[Data records]
::::::::::
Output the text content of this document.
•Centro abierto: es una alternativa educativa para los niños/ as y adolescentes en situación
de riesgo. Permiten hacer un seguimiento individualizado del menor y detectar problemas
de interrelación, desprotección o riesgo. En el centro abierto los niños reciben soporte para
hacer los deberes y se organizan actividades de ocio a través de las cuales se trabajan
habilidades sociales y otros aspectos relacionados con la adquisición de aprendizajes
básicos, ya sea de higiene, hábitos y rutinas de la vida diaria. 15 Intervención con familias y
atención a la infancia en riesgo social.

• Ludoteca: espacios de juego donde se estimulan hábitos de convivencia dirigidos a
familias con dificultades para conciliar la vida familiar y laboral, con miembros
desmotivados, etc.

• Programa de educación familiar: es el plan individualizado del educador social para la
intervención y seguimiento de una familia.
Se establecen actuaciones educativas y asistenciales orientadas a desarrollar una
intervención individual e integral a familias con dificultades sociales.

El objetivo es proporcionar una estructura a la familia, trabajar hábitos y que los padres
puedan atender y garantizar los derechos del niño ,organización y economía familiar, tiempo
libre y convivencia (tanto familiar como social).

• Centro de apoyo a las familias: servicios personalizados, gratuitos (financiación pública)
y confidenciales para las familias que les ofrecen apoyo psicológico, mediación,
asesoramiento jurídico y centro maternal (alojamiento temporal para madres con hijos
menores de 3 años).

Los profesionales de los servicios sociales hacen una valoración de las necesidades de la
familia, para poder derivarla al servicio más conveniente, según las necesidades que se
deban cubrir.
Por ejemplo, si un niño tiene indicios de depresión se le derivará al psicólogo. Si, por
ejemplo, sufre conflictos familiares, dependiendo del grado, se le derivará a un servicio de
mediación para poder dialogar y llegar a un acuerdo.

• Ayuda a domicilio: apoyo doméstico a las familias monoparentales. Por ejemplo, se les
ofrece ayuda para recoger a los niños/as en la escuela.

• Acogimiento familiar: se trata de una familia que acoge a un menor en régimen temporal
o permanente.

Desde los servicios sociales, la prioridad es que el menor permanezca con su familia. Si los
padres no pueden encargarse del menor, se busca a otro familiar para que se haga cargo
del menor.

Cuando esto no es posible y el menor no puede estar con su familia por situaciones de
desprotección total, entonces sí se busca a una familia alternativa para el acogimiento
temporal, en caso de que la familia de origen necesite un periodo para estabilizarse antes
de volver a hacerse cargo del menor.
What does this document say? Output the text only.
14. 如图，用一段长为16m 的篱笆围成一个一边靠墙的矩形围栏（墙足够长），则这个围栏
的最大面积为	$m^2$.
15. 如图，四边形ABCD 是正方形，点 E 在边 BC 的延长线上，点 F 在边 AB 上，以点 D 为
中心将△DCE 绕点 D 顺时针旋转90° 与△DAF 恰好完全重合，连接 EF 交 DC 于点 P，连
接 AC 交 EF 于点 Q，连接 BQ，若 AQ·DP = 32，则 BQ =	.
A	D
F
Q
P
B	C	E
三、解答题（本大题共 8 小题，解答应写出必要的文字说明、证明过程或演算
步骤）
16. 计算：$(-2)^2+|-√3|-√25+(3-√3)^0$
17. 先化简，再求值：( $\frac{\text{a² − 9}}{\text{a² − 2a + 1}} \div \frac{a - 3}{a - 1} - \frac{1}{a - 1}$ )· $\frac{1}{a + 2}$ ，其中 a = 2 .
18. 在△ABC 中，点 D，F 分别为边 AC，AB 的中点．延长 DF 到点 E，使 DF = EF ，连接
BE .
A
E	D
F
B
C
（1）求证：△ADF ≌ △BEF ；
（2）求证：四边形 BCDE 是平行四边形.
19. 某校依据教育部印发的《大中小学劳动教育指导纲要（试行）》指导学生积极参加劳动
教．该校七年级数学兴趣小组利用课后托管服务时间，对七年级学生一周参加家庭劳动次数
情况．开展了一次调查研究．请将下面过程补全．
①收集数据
::::::::::
* TASK GOAL
Emit verbatim the lines running from the one with "What does this" through the last line of the data, both endpoints inclusive.

* ANSWER BELOW
What does this document say? Output the text only.
14. 如图，用一段长为16m 的篱笆围成一个一边靠墙的矩形围栏（墙足够长），则这个围栏
的最大面积为	$m^2$.
15. 如图，四边形ABCD 是正方形，点 E 在边 BC 的延长线上，点 F 在边 AB 上，以点 D 为
中心将△DCE 绕点 D 顺时针旋转90° 与△DAF 恰好完全重合，连接 EF 交 DC 于点 P，连
接 AC 交 EF 于点 Q，连接 BQ，若 AQ·DP = 32，则 BQ =	.
A	D
F
Q
P
B	C	E
三、解答题（本大题共 8 小题，解答应写出必要的文字说明、证明过程或演算
步骤）
16. 计算：$(-2)^2+|-√3|-√25+(3-√3)^0$
17. 先化简，再求值：( $\frac{\text{a² − 9}}{\text{a² − 2a + 1}} \div \frac{a - 3}{a - 1} - \frac{1}{a - 1}$ )· $\frac{1}{a + 2}$ ，其中 a = 2 .
18. 在△ABC 中，点 D，F 分别为边 AC，AB 的中点．延长 DF 到点 E，使 DF = EF ，连接
BE .
A
E	D
F
B
C
（1）求证：△ADF ≌ △BEF ；
（2）求证：四边形 BCDE 是平行四边形.
19. 某校依据教育部印发的《大中小学劳动教育指导纲要（试行）》指导学生积极参加劳动
教．该校七年级数学兴趣小组利用课后托管服务时间，对七年级学生一周参加家庭劳动次数
情况．开展了一次调查研究．请将下面过程补全．
①收集数据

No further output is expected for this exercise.